● WHAT IS EXPECTED: Locate each line of the material that contains "phòng", then return it.

<<<<

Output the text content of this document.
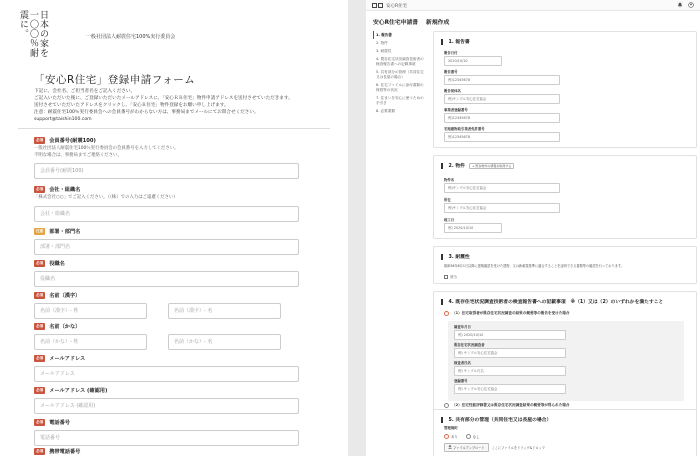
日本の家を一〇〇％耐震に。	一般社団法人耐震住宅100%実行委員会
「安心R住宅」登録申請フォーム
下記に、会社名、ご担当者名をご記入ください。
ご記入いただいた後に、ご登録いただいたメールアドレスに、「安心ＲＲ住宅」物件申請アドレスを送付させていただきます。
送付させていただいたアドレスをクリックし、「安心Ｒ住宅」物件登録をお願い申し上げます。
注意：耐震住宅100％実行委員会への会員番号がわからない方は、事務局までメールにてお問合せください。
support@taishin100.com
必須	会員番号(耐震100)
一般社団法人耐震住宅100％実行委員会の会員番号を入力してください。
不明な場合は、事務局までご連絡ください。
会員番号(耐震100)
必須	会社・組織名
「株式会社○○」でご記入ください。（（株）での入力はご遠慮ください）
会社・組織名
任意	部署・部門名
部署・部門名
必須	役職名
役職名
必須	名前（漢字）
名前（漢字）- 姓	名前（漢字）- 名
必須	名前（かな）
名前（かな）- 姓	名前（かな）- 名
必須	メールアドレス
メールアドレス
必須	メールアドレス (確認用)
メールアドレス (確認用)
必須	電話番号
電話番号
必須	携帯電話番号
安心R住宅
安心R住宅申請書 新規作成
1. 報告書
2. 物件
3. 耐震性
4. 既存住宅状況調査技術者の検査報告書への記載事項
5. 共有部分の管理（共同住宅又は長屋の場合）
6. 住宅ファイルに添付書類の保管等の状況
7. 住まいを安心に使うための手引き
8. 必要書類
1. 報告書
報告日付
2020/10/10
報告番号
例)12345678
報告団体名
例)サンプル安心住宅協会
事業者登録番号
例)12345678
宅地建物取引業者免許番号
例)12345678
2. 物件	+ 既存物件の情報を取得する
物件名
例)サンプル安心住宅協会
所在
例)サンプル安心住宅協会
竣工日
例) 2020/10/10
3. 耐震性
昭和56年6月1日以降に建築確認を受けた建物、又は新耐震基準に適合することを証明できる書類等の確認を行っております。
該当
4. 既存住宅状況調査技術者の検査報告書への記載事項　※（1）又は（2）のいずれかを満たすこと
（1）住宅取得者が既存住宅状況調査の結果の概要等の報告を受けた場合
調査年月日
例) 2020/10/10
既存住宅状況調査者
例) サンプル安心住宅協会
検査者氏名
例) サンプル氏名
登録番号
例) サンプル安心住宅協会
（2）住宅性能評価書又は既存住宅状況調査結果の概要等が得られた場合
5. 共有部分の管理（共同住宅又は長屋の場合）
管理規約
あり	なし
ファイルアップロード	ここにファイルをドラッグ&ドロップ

>>>>
<<<<

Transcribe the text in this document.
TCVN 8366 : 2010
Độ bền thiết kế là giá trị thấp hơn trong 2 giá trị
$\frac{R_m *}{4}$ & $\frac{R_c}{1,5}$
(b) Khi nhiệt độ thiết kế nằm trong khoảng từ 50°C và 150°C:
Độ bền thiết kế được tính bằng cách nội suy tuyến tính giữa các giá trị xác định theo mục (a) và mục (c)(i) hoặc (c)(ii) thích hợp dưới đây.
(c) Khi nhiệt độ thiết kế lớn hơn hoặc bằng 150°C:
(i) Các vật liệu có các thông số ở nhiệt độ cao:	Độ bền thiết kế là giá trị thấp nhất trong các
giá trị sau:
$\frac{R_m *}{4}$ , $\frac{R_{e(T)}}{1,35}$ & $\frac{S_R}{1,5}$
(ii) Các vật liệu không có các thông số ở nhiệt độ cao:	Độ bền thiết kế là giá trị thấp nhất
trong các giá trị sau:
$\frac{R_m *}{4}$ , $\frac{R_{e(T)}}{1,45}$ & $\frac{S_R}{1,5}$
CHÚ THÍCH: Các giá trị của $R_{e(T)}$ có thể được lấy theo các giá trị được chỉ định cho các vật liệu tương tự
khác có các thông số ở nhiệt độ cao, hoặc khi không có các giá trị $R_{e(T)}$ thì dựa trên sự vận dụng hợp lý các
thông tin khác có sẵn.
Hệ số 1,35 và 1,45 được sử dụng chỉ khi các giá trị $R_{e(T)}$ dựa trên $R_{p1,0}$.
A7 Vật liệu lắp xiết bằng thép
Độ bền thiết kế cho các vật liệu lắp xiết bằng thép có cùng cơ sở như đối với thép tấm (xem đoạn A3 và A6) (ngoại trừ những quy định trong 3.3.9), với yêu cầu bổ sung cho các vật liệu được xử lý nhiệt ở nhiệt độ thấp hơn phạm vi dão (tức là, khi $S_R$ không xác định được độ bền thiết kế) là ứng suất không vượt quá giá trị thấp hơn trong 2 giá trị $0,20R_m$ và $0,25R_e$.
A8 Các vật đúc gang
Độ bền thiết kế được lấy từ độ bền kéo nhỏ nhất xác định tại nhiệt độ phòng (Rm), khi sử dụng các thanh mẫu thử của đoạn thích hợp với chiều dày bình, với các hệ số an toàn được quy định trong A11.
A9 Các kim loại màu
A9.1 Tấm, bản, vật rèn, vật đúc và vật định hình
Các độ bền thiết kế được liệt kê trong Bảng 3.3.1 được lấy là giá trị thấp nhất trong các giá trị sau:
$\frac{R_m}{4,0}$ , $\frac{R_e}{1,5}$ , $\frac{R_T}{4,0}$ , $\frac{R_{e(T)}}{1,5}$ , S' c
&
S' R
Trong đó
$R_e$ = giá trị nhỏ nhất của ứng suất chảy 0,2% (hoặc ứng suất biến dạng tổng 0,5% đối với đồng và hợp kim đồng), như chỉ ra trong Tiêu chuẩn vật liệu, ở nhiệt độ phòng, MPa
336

>>>>

● SOLVED PROBLEM:
Độ bền thiết kế được lấy từ độ bền kéo nhỏ nhất xác định tại nhiệt độ phòng (Rm), khi sử dụng các thanh mẫu thử của đoạn thích hợp với chiều dày bình, với các hệ số an toàn được quy định trong A11.
$R_e$ = giá trị nhỏ nhất của ứng suất chảy 0,2% (hoặc ứng suất biến dạng tổng 0,5% đối với đồng và hợp kim đồng), như chỉ ra trong Tiêu chuẩn vật liệu, ở nhiệt độ phòng, MPa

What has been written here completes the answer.